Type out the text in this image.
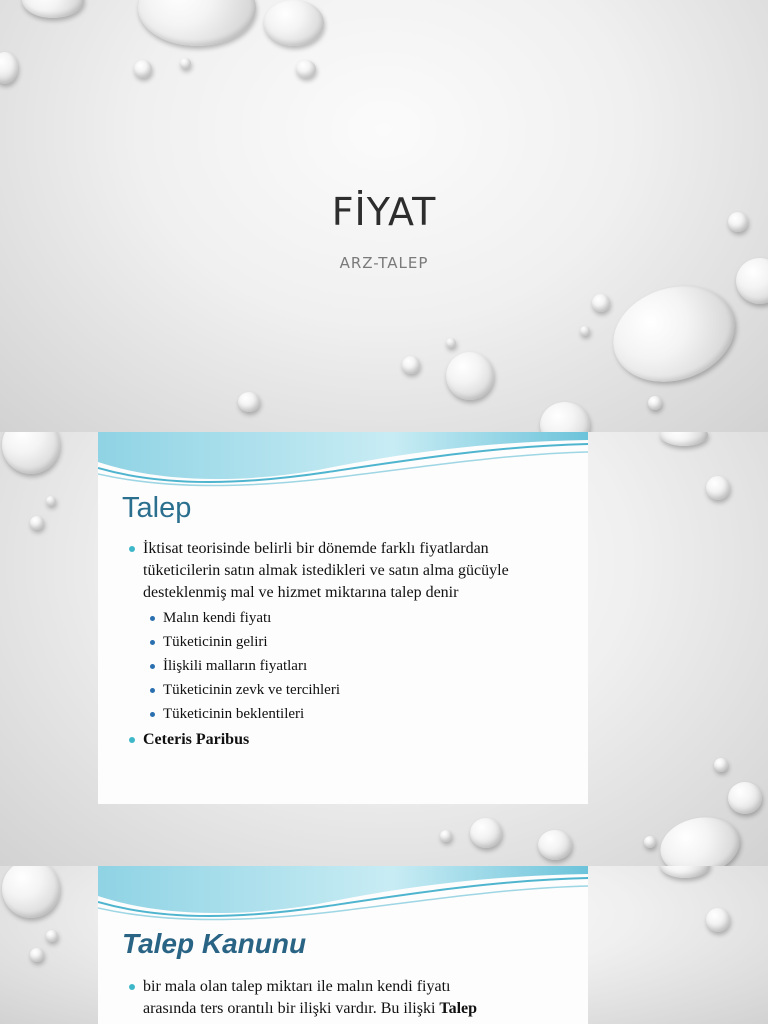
FİYAT
ARZ-TALEP
Talep
İktisat teorisinde belirli bir dönemde farklı fiyatlardan tüketicilerin satın almak istedikleri ve satın alma gücüyle desteklenmiş mal ve hizmet miktarına talep denir
Malın kendi fiyatı
Tüketicinin geliri
İlişkili malların fiyatları
Tüketicinin zevk ve tercihleri
Tüketicinin beklentileri
Ceteris Paribus
Talep Kanunu
bir mala olan talep miktarı ile malın kendi fiyatı
arasında ters orantılı bir ilişki vardır. Bu ilişki Talep
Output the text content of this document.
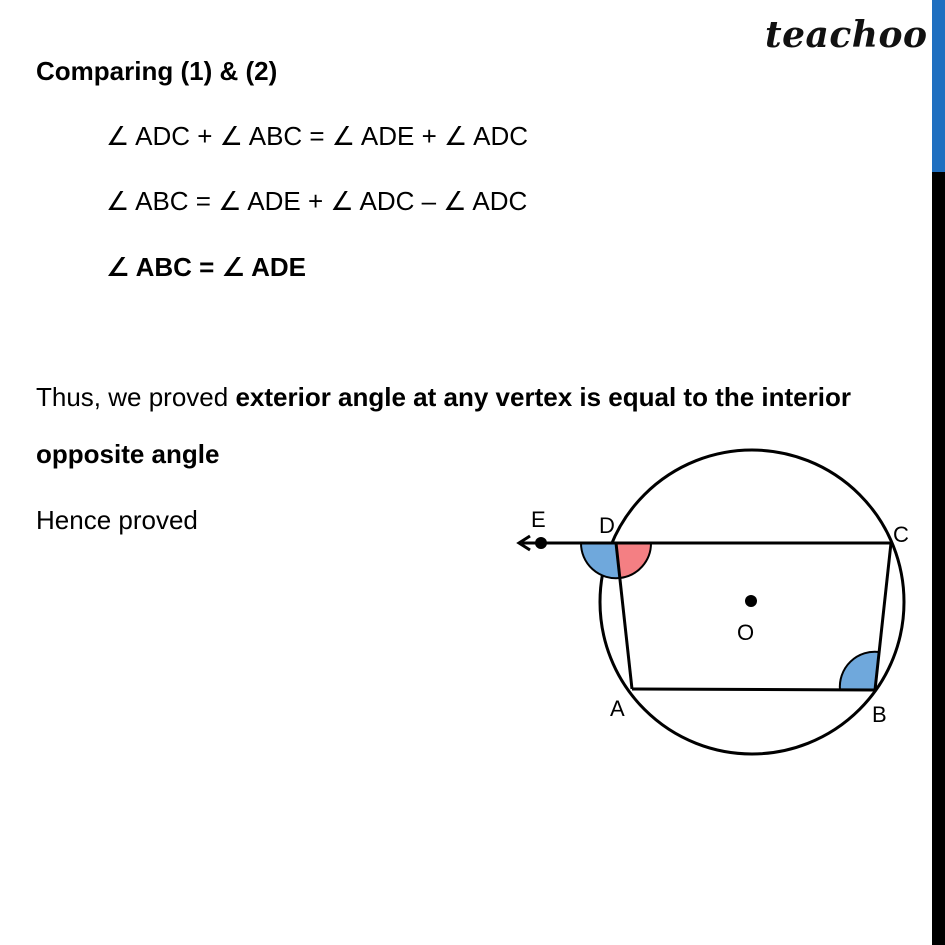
teachoo
Comparing (1) & (2)
∠ ADC + ∠ ABC = ∠ ADE + ∠ ADC
∠ ABC = ∠ ADE + ∠ ADC – ∠ ADC
∠ ABC = ∠ ADE
Thus, we proved exterior angle at any vertex is equal to the interior
opposite angle
Hence proved	E D	C
O
A	B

####

Copy out every line from the data above that has "proved" in it.

Thus, we proved exterior angle at any vertex is equal to the interior
Hence proved	E D	C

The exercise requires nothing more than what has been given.